* Problem description: Please copy out the lines below verbatim, beginning with the line containing "svg-text:VĂN BẮC: VĂN" and continuing through the line containing "Identify all the", and leave the pictures out of your answer.

[Collection entries]
-- BEGIN --

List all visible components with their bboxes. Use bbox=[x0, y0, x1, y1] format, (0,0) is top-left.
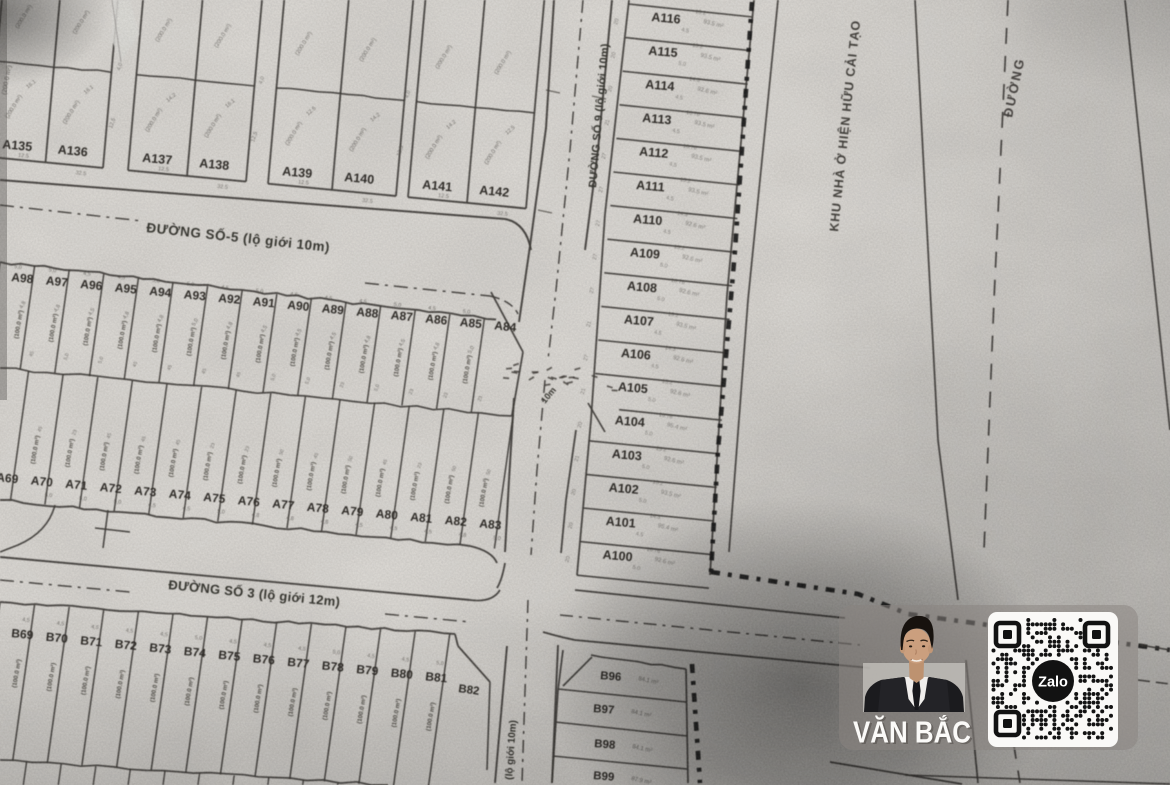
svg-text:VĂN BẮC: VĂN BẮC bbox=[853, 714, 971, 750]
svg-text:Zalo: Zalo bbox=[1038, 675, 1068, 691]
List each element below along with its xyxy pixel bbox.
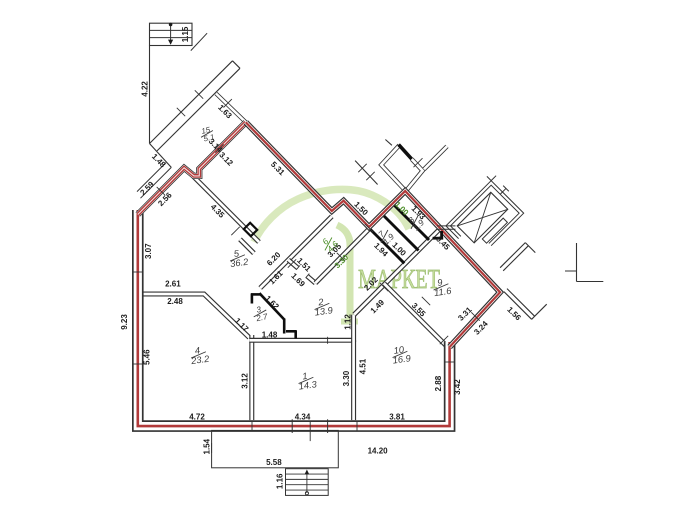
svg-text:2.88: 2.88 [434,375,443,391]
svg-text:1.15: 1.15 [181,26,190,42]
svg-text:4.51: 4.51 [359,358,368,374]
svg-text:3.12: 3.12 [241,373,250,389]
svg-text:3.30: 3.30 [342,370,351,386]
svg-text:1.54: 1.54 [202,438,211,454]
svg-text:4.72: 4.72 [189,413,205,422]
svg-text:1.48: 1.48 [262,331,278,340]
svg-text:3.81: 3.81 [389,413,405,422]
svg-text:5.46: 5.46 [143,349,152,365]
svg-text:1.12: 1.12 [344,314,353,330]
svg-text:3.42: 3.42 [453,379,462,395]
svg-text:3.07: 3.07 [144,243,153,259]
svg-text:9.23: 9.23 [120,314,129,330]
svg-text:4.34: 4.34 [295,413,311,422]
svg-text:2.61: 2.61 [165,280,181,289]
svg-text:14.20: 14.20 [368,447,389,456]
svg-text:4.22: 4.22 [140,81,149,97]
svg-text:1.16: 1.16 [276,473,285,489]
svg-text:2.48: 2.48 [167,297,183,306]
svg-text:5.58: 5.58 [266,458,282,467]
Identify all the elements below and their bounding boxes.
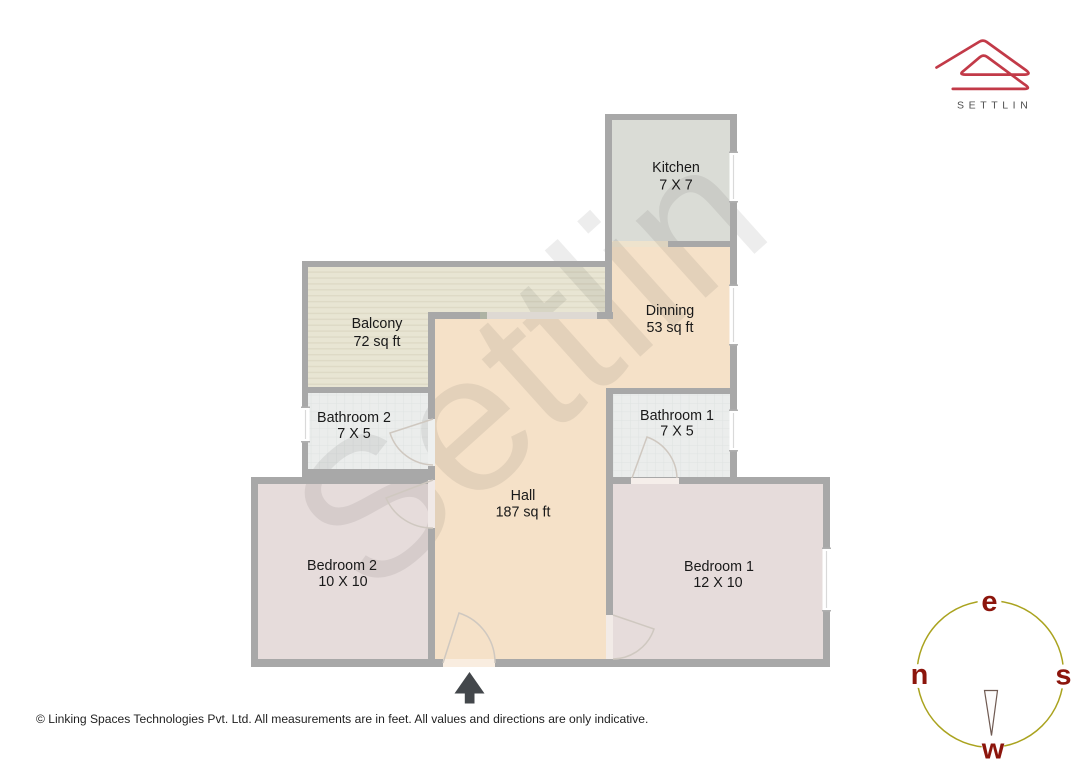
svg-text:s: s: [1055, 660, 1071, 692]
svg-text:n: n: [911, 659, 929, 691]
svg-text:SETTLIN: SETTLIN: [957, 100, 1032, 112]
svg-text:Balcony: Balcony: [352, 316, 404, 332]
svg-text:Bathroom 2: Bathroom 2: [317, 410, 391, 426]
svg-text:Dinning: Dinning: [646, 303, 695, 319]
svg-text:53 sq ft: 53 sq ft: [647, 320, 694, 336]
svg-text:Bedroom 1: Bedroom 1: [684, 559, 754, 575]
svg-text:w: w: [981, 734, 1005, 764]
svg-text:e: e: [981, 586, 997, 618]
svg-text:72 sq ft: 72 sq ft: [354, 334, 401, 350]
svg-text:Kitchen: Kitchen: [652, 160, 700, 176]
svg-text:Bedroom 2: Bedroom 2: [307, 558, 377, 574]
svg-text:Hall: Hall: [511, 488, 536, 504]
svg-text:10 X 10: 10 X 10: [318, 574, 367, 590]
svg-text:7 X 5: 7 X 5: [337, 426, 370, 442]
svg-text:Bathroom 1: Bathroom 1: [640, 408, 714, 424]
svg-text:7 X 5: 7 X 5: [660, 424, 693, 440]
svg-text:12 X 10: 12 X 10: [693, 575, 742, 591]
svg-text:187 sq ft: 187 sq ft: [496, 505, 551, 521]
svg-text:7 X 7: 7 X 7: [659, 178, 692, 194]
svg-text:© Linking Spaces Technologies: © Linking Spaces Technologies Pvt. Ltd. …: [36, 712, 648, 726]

-- END --

* Task response:
svg-text:VĂN BẮC: VĂN BẮC bbox=[853, 714, 971, 750]
svg-text:Zalo: Zalo bbox=[1038, 675, 1068, 691]
List each element below along with its xyxy pixel bbox.
svg-text:2.88: 2.88 [434,375,443,391]
svg-text:1.15: 1.15 [181,26,190,42]
svg-text:4.51: 4.51 [359,358,368,374]
svg-text:3.12: 3.12 [241,373,250,389]
svg-text:3.30: 3.30 [342,370,351,386]
svg-text:1.54: 1.54 [202,438,211,454]
svg-text:4.72: 4.72 [189,413,205,422]
svg-text:1.48: 1.48 [262,331,278,340]
svg-text:3.81: 3.81 [389,413,405,422]
svg-text:5.46: 5.46 [143,349,152,365]
svg-text:1.12: 1.12 [344,314,353,330]
svg-text:3.42: 3.42 [453,379,462,395]
svg-text:3.07: 3.07 [144,243,153,259]
svg-text:9.23: 9.23 [120,314,129,330]
svg-text:4.34: 4.34 [295,413,311,422]
svg-text:2.61: 2.61 [165,280,181,289]
svg-text:14.20: 14.20 [368,447,389,456]
svg-text:4.22: 4.22 [140,81,149,97]
svg-text:1.16: 1.16 [276,473,285,489]
svg-text:2.48: 2.48 [167,297,183,306]
svg-text:5.58: 5.58 [266,458,282,467]
Identify all the elements below and their bounding boxes.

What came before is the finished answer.